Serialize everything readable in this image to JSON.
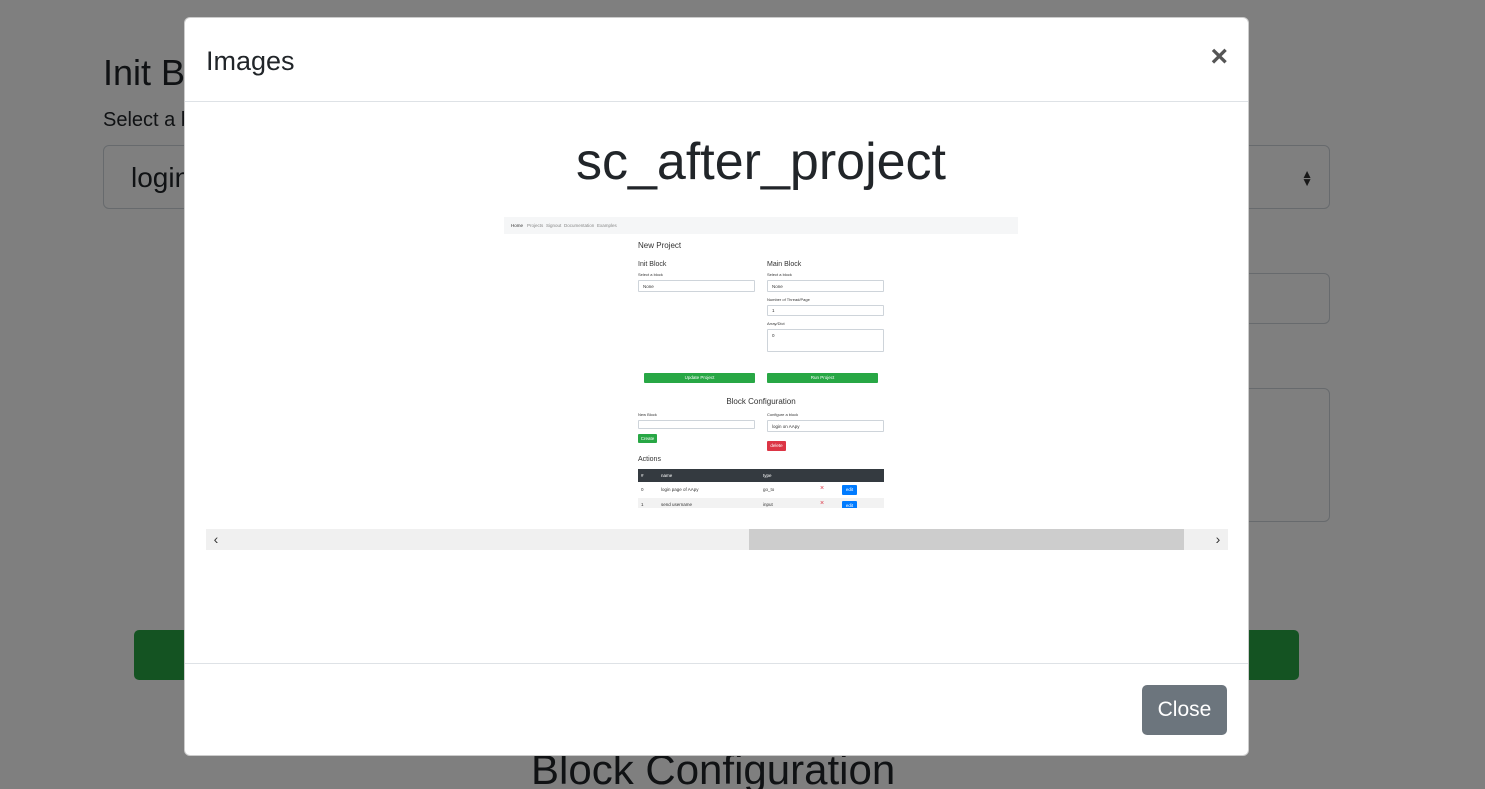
{
  "background": {
    "title": "Init B",
    "select_label": "Select a b",
    "select_value": "login",
    "section_title": "Block Configuration"
  },
  "modal": {
    "title": "Images",
    "close_symbol": "×",
    "image_caption": "sc_after_project",
    "close_button": "Close",
    "scroll_left": "‹",
    "scroll_right": "›"
  },
  "screenshot": {
    "nav": [
      "Home",
      "Projects",
      "Signout",
      "Documentation",
      "Examples"
    ],
    "page_title": "New Project",
    "init_block": {
      "title": "Init Block",
      "select_label": "Select a block",
      "select_value": "None"
    },
    "main_block": {
      "title": "Main Block",
      "select_label": "Select a block",
      "select_value": "None",
      "threads_label": "Number of Thread/Page",
      "threads_value": "1",
      "array_label": "Array/Dict",
      "array_value": "0"
    },
    "update_button": "Update Project",
    "run_button": "Run Project",
    "config_title": "Block Configuration",
    "new_block_label": "New Block",
    "create_button": "Create",
    "configure_label": "Configure a block",
    "configure_value": "login on AApy",
    "delete_button": "delete",
    "actions_title": "Actions",
    "table_headers": [
      "#",
      "name",
      "type"
    ],
    "rows": [
      {
        "index": "0",
        "name": "login page of AApy",
        "type": "go_to",
        "edit": "edit"
      },
      {
        "index": "1",
        "name": "send username",
        "type": "input",
        "edit": "edit"
      }
    ]
  }
}
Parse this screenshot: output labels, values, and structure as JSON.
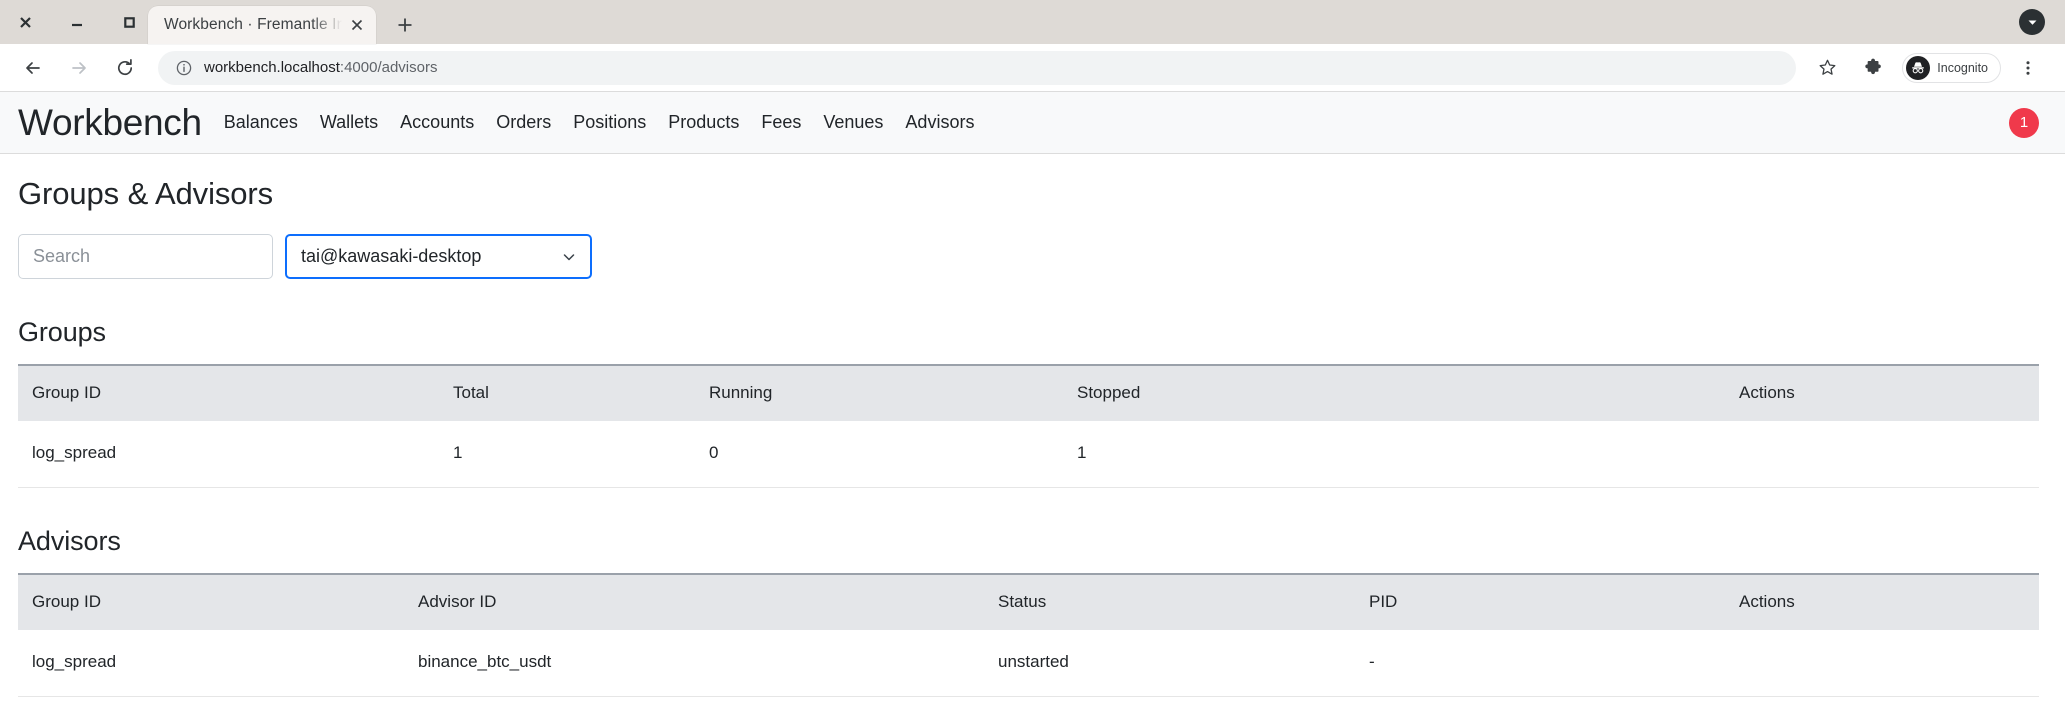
{
  "window": {
    "controls": [
      "close",
      "minimize",
      "maximize"
    ],
    "tab_search_icon": "chevron-down-circle-icon"
  },
  "browser": {
    "tab": {
      "title": "Workbench · Fremantle Ind",
      "close_icon": "close-icon"
    },
    "new_tab_label": "+",
    "toolbar": {
      "back_icon": "arrow-left-icon",
      "forward_icon": "arrow-right-icon",
      "reload_icon": "reload-icon",
      "info_icon": "info-circle-icon",
      "url_host": "workbench.localhost",
      "url_path": ":4000/advisors",
      "bookmark_icon": "star-icon",
      "extensions_icon": "puzzle-piece-icon",
      "incognito_label": "Incognito",
      "incognito_icon": "incognito-hat-icon",
      "menu_icon": "three-dots-vertical-icon"
    }
  },
  "app": {
    "brand": "Workbench",
    "nav": [
      {
        "label": "Balances"
      },
      {
        "label": "Wallets"
      },
      {
        "label": "Accounts"
      },
      {
        "label": "Orders"
      },
      {
        "label": "Positions"
      },
      {
        "label": "Products"
      },
      {
        "label": "Fees"
      },
      {
        "label": "Venues"
      },
      {
        "label": "Advisors"
      }
    ],
    "badge": {
      "count": "1",
      "color": "#f0394b"
    }
  },
  "page": {
    "title": "Groups & Advisors",
    "search": {
      "value": "",
      "placeholder": "Search"
    },
    "host_select": {
      "value": "tai@kawasaki-desktop",
      "chevron_icon": "chevron-down-icon",
      "focus_color": "#0d6efd"
    },
    "groups": {
      "heading": "Groups",
      "columns": [
        "Group ID",
        "Total",
        "Running",
        "Stopped",
        "Actions"
      ],
      "rows": [
        {
          "group_id": "log_spread",
          "total": "1",
          "running": "0",
          "stopped": "1",
          "actions": ""
        }
      ]
    },
    "advisors": {
      "heading": "Advisors",
      "columns": [
        "Group ID",
        "Advisor ID",
        "Status",
        "PID",
        "Actions"
      ],
      "rows": [
        {
          "group_id": "log_spread",
          "advisor_id": "binance_btc_usdt",
          "status": "unstarted",
          "pid": "-",
          "actions": ""
        }
      ]
    }
  }
}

^^^^^^^^

**What needs to be done:** Only a number is wanted: how many lines contain the word "this"?

**Final result:** 2